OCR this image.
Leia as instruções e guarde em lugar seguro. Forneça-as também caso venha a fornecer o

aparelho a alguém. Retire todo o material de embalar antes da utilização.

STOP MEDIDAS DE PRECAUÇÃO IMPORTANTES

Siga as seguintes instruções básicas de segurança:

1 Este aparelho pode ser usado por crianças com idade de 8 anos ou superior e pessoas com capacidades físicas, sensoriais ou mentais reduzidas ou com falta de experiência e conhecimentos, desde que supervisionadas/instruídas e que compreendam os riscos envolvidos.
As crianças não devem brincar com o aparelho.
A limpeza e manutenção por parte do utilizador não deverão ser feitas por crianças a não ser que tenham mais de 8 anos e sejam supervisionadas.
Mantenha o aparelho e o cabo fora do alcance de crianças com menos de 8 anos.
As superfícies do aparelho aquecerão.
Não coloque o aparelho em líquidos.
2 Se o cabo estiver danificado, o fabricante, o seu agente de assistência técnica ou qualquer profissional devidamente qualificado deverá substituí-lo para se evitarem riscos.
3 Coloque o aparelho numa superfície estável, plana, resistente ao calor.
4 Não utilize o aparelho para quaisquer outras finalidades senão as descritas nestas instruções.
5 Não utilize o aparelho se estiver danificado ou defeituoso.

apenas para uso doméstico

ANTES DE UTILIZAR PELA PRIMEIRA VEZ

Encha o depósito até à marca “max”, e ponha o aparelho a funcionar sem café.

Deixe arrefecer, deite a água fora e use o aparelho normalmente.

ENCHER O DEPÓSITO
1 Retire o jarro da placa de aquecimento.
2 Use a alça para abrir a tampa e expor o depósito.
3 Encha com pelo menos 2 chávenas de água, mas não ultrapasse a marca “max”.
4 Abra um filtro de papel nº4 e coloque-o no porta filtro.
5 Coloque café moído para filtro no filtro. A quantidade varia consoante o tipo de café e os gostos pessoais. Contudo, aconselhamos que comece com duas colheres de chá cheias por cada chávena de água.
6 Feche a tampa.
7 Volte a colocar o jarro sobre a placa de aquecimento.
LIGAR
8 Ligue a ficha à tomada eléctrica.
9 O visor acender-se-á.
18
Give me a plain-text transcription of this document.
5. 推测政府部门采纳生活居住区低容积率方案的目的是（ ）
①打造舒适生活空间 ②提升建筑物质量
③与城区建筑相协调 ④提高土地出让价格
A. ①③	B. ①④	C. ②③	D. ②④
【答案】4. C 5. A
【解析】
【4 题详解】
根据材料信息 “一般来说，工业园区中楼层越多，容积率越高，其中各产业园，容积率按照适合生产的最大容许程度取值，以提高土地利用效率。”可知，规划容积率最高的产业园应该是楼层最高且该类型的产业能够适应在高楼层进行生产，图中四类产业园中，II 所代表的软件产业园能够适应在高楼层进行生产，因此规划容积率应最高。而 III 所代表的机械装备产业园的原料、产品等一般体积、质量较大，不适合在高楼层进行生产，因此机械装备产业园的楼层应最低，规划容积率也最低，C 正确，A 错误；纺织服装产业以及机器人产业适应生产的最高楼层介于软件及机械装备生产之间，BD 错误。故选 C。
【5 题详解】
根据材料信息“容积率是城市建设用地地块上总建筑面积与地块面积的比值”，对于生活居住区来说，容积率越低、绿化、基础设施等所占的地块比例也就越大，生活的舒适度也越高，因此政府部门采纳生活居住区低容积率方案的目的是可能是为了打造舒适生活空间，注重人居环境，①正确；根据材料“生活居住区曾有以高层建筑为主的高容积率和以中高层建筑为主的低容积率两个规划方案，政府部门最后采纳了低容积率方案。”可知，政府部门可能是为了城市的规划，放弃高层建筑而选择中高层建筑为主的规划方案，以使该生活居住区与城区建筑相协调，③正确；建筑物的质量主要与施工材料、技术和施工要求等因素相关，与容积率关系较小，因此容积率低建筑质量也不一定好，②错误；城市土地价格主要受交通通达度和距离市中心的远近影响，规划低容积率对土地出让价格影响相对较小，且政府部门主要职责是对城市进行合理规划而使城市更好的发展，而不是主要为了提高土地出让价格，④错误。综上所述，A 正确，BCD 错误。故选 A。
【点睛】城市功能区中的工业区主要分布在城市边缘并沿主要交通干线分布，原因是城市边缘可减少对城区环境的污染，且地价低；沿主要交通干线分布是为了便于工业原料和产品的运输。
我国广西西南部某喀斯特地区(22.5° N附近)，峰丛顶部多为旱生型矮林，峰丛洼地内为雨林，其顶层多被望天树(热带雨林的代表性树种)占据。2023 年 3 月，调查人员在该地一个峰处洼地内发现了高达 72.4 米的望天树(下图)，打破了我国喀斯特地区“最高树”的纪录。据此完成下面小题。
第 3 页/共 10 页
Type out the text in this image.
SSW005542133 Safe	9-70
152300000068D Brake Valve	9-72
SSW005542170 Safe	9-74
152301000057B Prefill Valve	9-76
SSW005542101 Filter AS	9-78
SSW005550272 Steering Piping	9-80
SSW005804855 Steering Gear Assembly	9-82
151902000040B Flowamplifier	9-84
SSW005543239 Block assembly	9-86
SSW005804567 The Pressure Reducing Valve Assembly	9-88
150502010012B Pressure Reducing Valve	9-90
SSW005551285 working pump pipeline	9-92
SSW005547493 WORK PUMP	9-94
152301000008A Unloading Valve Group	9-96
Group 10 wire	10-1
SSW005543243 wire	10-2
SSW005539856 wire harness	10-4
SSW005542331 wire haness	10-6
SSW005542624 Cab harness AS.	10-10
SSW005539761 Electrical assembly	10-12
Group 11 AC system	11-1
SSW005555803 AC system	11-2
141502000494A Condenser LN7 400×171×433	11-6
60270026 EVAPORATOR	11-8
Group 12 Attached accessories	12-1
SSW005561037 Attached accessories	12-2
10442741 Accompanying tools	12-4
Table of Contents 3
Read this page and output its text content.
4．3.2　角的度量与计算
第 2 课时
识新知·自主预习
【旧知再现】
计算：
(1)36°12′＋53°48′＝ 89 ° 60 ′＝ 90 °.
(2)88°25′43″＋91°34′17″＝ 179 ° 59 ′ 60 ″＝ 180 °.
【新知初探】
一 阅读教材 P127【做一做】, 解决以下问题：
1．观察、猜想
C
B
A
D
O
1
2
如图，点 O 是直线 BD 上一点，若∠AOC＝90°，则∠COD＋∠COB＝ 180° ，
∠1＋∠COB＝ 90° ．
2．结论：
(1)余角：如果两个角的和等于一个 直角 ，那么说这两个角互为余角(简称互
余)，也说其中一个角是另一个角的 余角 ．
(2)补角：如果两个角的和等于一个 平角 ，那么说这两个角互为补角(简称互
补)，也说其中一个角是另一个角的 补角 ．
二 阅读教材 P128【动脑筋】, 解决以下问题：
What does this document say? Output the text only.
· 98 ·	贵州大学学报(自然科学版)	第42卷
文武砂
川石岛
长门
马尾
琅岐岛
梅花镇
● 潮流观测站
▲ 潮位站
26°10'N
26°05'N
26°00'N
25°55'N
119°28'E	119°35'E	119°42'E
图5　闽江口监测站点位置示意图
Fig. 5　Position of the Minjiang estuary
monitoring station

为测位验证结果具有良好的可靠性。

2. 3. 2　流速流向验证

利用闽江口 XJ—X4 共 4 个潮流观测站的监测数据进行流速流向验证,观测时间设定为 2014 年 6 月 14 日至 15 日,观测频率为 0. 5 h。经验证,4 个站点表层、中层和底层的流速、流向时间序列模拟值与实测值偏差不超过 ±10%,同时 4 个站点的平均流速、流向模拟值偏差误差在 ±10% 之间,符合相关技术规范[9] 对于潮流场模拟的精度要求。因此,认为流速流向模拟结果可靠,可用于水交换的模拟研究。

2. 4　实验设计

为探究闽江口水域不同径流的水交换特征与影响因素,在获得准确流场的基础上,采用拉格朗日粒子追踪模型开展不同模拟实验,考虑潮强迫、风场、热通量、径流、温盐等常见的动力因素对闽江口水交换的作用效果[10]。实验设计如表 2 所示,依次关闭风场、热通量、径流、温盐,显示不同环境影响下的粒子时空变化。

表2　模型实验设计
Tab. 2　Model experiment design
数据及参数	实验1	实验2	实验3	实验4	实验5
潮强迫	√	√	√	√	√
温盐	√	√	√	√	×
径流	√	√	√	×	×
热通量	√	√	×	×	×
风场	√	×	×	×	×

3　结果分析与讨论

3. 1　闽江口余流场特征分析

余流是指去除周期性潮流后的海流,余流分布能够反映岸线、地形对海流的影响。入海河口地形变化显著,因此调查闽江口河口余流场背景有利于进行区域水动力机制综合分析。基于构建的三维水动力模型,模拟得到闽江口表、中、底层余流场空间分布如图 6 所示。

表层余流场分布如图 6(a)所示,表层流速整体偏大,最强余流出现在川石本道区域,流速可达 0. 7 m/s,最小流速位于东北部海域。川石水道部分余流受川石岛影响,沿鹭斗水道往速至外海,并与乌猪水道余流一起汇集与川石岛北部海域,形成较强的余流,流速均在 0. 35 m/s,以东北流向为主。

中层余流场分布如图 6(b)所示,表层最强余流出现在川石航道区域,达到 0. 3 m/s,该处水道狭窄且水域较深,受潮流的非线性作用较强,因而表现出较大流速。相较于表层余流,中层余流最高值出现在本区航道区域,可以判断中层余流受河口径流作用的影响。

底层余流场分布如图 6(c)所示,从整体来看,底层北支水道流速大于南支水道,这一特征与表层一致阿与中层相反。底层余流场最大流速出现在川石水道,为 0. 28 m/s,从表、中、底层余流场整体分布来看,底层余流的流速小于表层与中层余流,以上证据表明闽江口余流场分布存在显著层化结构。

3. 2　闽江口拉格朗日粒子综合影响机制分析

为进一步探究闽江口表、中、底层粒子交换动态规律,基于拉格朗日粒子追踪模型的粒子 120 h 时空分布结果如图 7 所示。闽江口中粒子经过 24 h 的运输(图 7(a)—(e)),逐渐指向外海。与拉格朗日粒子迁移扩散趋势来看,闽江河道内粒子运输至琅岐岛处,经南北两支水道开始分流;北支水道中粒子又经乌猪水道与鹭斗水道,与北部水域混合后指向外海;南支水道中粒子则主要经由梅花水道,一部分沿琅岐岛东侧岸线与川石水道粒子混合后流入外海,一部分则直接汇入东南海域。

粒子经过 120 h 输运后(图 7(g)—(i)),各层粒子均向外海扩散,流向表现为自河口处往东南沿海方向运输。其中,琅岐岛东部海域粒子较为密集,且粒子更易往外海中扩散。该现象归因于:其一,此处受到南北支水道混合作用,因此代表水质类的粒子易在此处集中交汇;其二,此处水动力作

**********

From the listing above, copy out each line where the word "fora" appears.

Mantenha o aparelho e o cabo fora do alcance de crianças com menos de 8 anos.
Deixe arrefecer, deite a água fora e use o aparelho normalmente.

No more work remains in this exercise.